### Records provided
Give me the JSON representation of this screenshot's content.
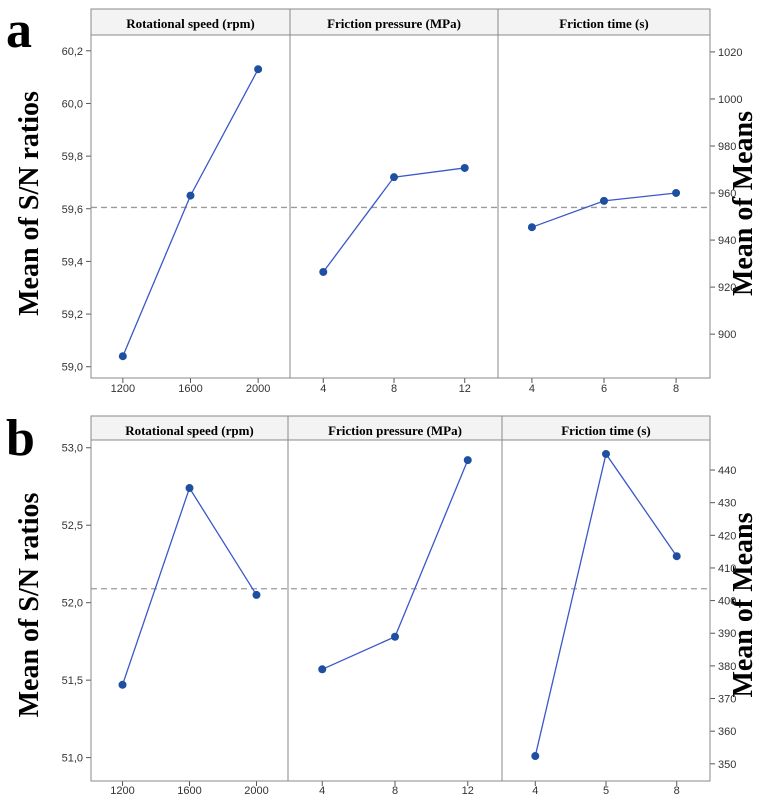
{
  "panels": [
    {
      "label": "a",
      "ylabel_left": "Mean of S/N ratios",
      "ylabel_right": "Mean of Means",
      "mean_line": 59.605,
      "chart_data": {
        "type": "line",
        "title": "",
        "ylim": [
          58.98,
          60.26
        ],
        "yticks": [
          "59,0",
          "59,2",
          "59,4",
          "59,6",
          "59,8",
          "60,0",
          "60,2"
        ],
        "ytick_values": [
          59.0,
          59.2,
          59.4,
          59.6,
          59.8,
          60.0,
          60.2
        ],
        "right_ylim": [
          883.9,
          1027.2
        ],
        "right_yticks": [
          "900",
          "920",
          "940",
          "960",
          "980",
          "1000",
          "1020"
        ],
        "right_ytick_values": [
          900,
          920,
          940,
          960,
          980,
          1000,
          1020
        ],
        "grid": false,
        "factors": [
          {
            "name": "Rotational speed (rpm)",
            "categories": [
              "1200",
              "1600",
              "2000"
            ],
            "values": [
              59.04,
              59.65,
              60.13
            ]
          },
          {
            "name": "Friction pressure (MPa)",
            "categories": [
              "4",
              "8",
              "12"
            ],
            "values": [
              59.36,
              59.72,
              59.755
            ]
          },
          {
            "name": "Friction time (s)",
            "categories": [
              "4",
              "6",
              "8"
            ],
            "values": [
              59.53,
              59.63,
              59.66
            ]
          }
        ]
      }
    },
    {
      "label": "b",
      "ylabel_left": "Mean of S/N ratios",
      "ylabel_right": "Mean of Means",
      "mean_line": 52.09,
      "chart_data": {
        "type": "line",
        "title": "",
        "ylim": [
          50.92,
          53.05
        ],
        "yticks": [
          "51,0",
          "51,5",
          "52,0",
          "52,5",
          "53,0"
        ],
        "ytick_values": [
          51.0,
          51.5,
          52.0,
          52.5,
          53.0
        ],
        "right_ylim": [
          348.1,
          449.2
        ],
        "right_yticks": [
          "350",
          "360",
          "370",
          "380",
          "390",
          "400",
          "410",
          "420",
          "430",
          "440"
        ],
        "right_ytick_values": [
          350,
          360,
          370,
          380,
          390,
          400,
          410,
          420,
          430,
          440
        ],
        "grid": false,
        "factors": [
          {
            "name": "Rotational speed (rpm)",
            "categories": [
              "1200",
              "1600",
              "2000"
            ],
            "values": [
              51.47,
              52.74,
              52.05
            ]
          },
          {
            "name": "Friction pressure (MPa)",
            "categories": [
              "4",
              "8",
              "12"
            ],
            "values": [
              51.57,
              51.78,
              52.92
            ]
          },
          {
            "name": "Friction time (s)",
            "categories": [
              "4",
              "5",
              "8"
            ],
            "values": [
              51.01,
              52.96,
              52.3
            ]
          }
        ]
      }
    }
  ],
  "colors": {
    "line": "#3a58c8",
    "marker": "#1e4fa0",
    "frame": "#8a8a8a",
    "mean": "#9a9a9a",
    "header": "#f3f3f3"
  }
}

### Exercise aim
Reproduce each line word for word and drop the pictures.

### Correct answer
Give me the JSON representation of this screenshot's content.
{
  "panels": [
    {
      "label": "a",
      "ylabel_left": "Mean of S/N ratios",
      "ylabel_right": "Mean of Means",
      "mean_line": 59.605,
      "chart_data": {
        "type": "line",
        "title": "",
        "ylim": [
          58.98,
          60.26
        ],
        "yticks": [
          "59,0",
          "59,2",
          "59,4",
          "59,6",
          "59,8",
          "60,0",
          "60,2"
        ],
        "ytick_values": [
          59.0,
          59.2,
          59.4,
          59.6,
          59.8,
          60.0,
          60.2
        ],
        "right_ylim": [
          883.9,
          1027.2
        ],
        "right_yticks": [
          "900",
          "920",
          "940",
          "960",
          "980",
          "1000",
          "1020"
        ],
        "right_ytick_values": [
          900,
          920,
          940,
          960,
          980,
          1000,
          1020
        ],
        "grid": false,
        "factors": [
          {
            "name": "Rotational speed (rpm)",
            "categories": [
              "1200",
              "1600",
              "2000"
            ],
            "values": [
              59.04,
              59.65,
              60.13
            ]
          },
          {
            "name": "Friction pressure (MPa)",
            "categories": [
              "4",
              "8",
              "12"
            ],
            "values": [
              59.36,
              59.72,
              59.755
            ]
          },
          {
            "name": "Friction time (s)",
            "categories": [
              "4",
              "6",
              "8"
            ],
            "values": [
              59.53,
              59.63,
              59.66
            ]
          }
        ]
      }
    },
    {
      "label": "b",
      "ylabel_left": "Mean of S/N ratios",
      "ylabel_right": "Mean of Means",
      "mean_line": 52.09,
      "chart_data": {
        "type": "line",
        "title": "",
        "ylim": [
          50.92,
          53.05
        ],
        "yticks": [
          "51,0",
          "51,5",
          "52,0",
          "52,5",
          "53,0"
        ],
        "ytick_values": [
          51.0,
          51.5,
          52.0,
          52.5,
          53.0
        ],
        "right_ylim": [
          348.1,
          449.2
        ],
        "right_yticks": [
          "350",
          "360",
          "370",
          "380",
          "390",
          "400",
          "410",
          "420",
          "430",
          "440"
        ],
        "right_ytick_values": [
          350,
          360,
          370,
          380,
          390,
          400,
          410,
          420,
          430,
          440
        ],
        "grid": false,
        "factors": [
          {
            "name": "Rotational speed (rpm)",
            "categories": [
              "1200",
              "1600",
              "2000"
            ],
            "values": [
              51.47,
              52.74,
              52.05
            ]
          },
          {
            "name": "Friction pressure (MPa)",
            "categories": [
              "4",
              "8",
              "12"
            ],
            "values": [
              51.57,
              51.78,
              52.92
            ]
          },
          {
            "name": "Friction time (s)",
            "categories": [
              "4",
              "5",
              "8"
            ],
            "values": [
              51.01,
              52.96,
              52.3
            ]
          }
        ]
      }
    }
  ],
  "colors": {
    "line": "#3a58c8",
    "marker": "#1e4fa0",
    "frame": "#8a8a8a",
    "mean": "#9a9a9a",
    "header": "#f3f3f3"
  }
}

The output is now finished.